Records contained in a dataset
+---+

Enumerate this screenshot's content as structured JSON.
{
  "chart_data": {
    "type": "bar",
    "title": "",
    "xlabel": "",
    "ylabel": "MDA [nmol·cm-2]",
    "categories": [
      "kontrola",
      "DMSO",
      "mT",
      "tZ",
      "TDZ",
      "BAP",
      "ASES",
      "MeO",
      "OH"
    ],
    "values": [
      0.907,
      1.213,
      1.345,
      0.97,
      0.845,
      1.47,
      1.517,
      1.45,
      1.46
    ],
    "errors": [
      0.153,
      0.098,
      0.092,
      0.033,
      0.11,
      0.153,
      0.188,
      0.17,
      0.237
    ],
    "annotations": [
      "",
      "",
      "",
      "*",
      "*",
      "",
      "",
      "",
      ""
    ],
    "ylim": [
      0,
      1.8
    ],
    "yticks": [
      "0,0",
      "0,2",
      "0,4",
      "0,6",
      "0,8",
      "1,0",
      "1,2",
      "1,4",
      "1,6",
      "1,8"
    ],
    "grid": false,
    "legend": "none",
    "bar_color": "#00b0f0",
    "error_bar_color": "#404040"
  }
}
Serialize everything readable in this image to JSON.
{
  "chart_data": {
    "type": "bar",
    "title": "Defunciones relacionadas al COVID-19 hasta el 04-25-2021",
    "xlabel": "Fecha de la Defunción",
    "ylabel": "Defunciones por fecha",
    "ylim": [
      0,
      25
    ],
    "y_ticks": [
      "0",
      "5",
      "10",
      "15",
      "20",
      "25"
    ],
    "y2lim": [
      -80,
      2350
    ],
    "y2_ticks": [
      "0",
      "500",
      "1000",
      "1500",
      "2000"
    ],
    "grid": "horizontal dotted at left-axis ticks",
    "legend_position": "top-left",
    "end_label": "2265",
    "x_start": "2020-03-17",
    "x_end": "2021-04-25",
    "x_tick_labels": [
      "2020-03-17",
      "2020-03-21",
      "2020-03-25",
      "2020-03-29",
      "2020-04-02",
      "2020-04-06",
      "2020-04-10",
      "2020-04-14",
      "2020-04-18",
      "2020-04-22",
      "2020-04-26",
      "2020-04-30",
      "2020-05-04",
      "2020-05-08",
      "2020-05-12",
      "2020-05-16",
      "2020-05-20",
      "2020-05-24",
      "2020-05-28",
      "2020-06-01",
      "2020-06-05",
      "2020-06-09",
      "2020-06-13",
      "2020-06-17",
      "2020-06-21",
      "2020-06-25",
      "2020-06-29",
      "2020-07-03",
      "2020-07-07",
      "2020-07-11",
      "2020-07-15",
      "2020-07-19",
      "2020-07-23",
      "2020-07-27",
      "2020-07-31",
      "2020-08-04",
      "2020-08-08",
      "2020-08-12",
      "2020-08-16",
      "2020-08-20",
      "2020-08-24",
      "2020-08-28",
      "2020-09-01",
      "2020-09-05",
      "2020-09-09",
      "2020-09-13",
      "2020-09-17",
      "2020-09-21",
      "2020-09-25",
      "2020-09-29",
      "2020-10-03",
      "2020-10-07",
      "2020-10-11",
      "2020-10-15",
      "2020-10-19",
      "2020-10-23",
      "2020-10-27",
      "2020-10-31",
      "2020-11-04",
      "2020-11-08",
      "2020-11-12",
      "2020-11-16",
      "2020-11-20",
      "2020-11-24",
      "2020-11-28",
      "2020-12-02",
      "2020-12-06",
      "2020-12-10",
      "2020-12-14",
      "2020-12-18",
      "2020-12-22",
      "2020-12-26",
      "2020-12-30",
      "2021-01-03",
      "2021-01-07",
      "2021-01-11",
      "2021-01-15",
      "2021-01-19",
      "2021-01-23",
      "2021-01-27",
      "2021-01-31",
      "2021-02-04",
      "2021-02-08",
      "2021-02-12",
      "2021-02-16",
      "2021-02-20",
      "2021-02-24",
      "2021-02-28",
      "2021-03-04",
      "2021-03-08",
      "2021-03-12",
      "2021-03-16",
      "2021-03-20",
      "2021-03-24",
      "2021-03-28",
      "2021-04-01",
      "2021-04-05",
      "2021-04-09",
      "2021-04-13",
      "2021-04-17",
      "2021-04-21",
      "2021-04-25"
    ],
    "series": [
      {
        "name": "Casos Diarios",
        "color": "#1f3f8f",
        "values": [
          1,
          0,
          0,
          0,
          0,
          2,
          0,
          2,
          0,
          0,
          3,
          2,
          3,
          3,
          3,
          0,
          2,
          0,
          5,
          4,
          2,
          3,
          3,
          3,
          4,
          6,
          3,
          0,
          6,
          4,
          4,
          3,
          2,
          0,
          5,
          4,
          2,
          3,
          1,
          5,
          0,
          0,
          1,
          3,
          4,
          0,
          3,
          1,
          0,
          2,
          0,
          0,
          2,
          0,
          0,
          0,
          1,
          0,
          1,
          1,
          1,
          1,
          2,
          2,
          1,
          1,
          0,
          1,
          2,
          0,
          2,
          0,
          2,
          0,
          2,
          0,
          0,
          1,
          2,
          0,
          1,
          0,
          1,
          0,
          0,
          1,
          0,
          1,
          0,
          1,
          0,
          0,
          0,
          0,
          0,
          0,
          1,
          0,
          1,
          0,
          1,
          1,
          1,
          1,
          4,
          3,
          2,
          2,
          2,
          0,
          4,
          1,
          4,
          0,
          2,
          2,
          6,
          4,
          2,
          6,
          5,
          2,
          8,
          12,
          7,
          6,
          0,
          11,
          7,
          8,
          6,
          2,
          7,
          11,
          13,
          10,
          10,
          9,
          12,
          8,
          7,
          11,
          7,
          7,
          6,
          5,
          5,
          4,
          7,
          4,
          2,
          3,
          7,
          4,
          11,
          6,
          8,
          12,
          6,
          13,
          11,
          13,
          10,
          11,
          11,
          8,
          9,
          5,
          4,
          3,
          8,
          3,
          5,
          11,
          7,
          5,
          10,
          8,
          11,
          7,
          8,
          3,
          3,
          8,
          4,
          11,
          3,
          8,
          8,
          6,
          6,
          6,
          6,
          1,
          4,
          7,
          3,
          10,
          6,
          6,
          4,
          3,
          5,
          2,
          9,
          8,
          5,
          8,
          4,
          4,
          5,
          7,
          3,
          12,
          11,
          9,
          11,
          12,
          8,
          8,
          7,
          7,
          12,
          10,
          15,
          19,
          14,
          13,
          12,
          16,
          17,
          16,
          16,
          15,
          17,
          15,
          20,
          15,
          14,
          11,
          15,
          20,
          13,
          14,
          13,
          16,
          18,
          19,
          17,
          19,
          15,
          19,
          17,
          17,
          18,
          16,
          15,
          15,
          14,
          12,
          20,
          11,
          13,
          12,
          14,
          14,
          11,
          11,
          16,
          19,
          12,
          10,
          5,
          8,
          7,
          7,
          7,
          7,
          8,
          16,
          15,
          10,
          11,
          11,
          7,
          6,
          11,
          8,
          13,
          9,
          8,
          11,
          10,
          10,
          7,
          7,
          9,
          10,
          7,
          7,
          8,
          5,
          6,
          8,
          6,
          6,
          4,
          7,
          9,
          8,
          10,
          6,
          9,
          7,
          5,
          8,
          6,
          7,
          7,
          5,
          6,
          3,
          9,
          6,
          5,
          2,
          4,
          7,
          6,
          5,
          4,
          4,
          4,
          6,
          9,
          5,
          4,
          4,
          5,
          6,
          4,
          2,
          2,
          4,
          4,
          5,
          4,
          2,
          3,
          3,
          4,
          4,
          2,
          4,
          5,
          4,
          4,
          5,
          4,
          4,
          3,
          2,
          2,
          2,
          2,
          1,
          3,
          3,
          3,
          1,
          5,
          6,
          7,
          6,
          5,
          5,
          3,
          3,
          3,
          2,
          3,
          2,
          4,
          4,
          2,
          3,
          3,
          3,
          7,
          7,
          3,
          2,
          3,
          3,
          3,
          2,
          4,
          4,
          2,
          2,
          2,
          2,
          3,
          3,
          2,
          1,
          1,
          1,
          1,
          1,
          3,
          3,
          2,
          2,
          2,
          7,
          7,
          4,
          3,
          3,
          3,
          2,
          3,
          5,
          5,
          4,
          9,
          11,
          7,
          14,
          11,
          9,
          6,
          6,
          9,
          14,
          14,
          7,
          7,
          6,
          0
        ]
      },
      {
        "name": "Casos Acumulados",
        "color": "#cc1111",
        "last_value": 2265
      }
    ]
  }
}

+---+

=== Objective ===
Copy out every line that includes the word "name".

=== Task result ===
        "name": "Casos Diarios",
        "name": "Casos Acumulados",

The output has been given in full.